### Passage to read:
** BEGIN **

Florida State Coach Bobby Bowden could not bring himself to watch how his third unbeaten regular season ended. He would twist and turn his body, grimace, tug at his cap and throw his hands in the air. But in the end, he would not watch what happened to Florida's 55th and final pass attempt on a wild afternoon when a roaring crowd of 85,747 saw a game that was a wonderful mixture of perfect theater and imperfect football.

Bowden did not see that Florida quarterback Jesse Palmer's final prayer of a pass attempt was tipped once, maybe even twice before falling incomplete in the end zone to give Florida State a 30-23 victory over its arch rival.

What he did see was his players in a mad celebration, and then he felt himself swept off the field in a sea of players and emotion that will carry the Seminoles all the way to New Orleans for the Sugar Bowl and a national championship game, possibly against Virginia Tech.

It was the third perfect regular season under Bowden; his 1996 team was 11-0 before losing to Florida in the Sugar Bowl, and his 1979 team was 11-0 before falling to Oklahoma in the Orange Bowl.

"It's pretty darn special," the 70-year-old coach said. "I can't tell you how proud I am of our players."

** END **

### Dataset section:
** BEGIN **

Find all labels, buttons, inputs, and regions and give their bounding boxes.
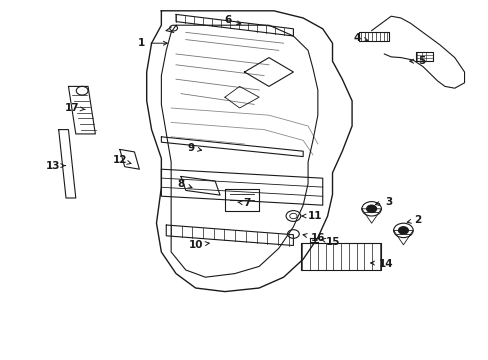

** END **

### Jobs:
- A) What was the attendance at the game, according to the article on Florida State's victory over Florida?
- B) Please output the article text between "What he did" and "against Virginia Tech.", inclusive, with no changes.

### Results by task:
- A) 85,747

- B)
What he did see was his players in a mad celebration, and then he felt himself swept off the field in a sea of players and emotion that will carry the Seminoles all the way to New Orleans for the Sugar Bowl and a national championship game, possibly against Virginia Tech.